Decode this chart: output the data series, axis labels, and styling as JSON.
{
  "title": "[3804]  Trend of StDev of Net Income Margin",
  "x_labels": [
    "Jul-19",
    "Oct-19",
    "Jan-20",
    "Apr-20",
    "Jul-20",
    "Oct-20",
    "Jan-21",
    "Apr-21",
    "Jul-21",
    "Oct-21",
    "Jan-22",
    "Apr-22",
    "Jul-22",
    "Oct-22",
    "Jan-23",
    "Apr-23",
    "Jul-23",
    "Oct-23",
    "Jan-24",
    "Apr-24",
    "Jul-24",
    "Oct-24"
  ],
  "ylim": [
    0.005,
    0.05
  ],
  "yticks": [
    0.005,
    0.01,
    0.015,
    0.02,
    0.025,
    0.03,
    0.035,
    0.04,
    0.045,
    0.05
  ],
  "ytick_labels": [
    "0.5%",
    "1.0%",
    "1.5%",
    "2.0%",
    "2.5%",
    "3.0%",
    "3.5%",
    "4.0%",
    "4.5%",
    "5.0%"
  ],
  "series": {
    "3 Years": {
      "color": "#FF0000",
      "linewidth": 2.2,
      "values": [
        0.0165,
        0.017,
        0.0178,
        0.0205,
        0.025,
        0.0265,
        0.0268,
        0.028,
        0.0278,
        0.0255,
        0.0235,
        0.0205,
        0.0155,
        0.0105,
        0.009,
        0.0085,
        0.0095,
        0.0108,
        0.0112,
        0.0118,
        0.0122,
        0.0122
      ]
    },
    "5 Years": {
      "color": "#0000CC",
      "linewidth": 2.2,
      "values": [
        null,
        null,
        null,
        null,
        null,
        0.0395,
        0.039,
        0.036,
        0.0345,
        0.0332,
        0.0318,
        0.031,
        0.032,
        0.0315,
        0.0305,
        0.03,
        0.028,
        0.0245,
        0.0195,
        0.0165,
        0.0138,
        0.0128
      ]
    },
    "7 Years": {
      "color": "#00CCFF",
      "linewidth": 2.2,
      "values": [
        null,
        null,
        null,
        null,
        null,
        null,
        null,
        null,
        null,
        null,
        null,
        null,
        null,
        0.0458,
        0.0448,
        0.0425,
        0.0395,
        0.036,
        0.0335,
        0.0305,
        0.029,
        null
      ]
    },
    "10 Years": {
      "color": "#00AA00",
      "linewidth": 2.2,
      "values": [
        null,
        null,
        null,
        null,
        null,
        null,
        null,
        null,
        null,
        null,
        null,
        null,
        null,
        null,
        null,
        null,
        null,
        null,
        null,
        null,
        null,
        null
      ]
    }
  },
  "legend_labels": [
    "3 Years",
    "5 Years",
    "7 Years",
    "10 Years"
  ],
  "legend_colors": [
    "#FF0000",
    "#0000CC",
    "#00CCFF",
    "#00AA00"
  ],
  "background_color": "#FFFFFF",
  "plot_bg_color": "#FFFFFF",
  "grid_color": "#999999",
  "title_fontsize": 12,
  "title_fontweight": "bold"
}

----------

Nothing in the listing may be changed; retype it all exactly.

Decode this chart: output the data series, axis labels, and styling as JSON.
{
  "title": "[3804]  Trend of StDev of Net Income Margin",
  "x_labels": [
    "Jul-19",
    "Oct-19",
    "Jan-20",
    "Apr-20",
    "Jul-20",
    "Oct-20",
    "Jan-21",
    "Apr-21",
    "Jul-21",
    "Oct-21",
    "Jan-22",
    "Apr-22",
    "Jul-22",
    "Oct-22",
    "Jan-23",
    "Apr-23",
    "Jul-23",
    "Oct-23",
    "Jan-24",
    "Apr-24",
    "Jul-24",
    "Oct-24"
  ],
  "ylim": [
    0.005,
    0.05
  ],
  "yticks": [
    0.005,
    0.01,
    0.015,
    0.02,
    0.025,
    0.03,
    0.035,
    0.04,
    0.045,
    0.05
  ],
  "ytick_labels": [
    "0.5%",
    "1.0%",
    "1.5%",
    "2.0%",
    "2.5%",
    "3.0%",
    "3.5%",
    "4.0%",
    "4.5%",
    "5.0%"
  ],
  "series": {
    "3 Years": {
      "color": "#FF0000",
      "linewidth": 2.2,
      "values": [
        0.0165,
        0.017,
        0.0178,
        0.0205,
        0.025,
        0.0265,
        0.0268,
        0.028,
        0.0278,
        0.0255,
        0.0235,
        0.0205,
        0.0155,
        0.0105,
        0.009,
        0.0085,
        0.0095,
        0.0108,
        0.0112,
        0.0118,
        0.0122,
        0.0122
      ]
    },
    "5 Years": {
      "color": "#0000CC",
      "linewidth": 2.2,
      "values": [
        null,
        null,
        null,
        null,
        null,
        0.0395,
        0.039,
        0.036,
        0.0345,
        0.0332,
        0.0318,
        0.031,
        0.032,
        0.0315,
        0.0305,
        0.03,
        0.028,
        0.0245,
        0.0195,
        0.0165,
        0.0138,
        0.0128
      ]
    },
    "7 Years": {
      "color": "#00CCFF",
      "linewidth": 2.2,
      "values": [
        null,
        null,
        null,
        null,
        null,
        null,
        null,
        null,
        null,
        null,
        null,
        null,
        null,
        0.0458,
        0.0448,
        0.0425,
        0.0395,
        0.036,
        0.0335,
        0.0305,
        0.029,
        null
      ]
    },
    "10 Years": {
      "color": "#00AA00",
      "linewidth": 2.2,
      "values": [
        null,
        null,
        null,
        null,
        null,
        null,
        null,
        null,
        null,
        null,
        null,
        null,
        null,
        null,
        null,
        null,
        null,
        null,
        null,
        null,
        null,
        null
      ]
    }
  },
  "legend_labels": [
    "3 Years",
    "5 Years",
    "7 Years",
    "10 Years"
  ],
  "legend_colors": [
    "#FF0000",
    "#0000CC",
    "#00CCFF",
    "#00AA00"
  ],
  "background_color": "#FFFFFF",
  "plot_bg_color": "#FFFFFF",
  "grid_color": "#999999",
  "title_fontsize": 12,
  "title_fontweight": "bold"
}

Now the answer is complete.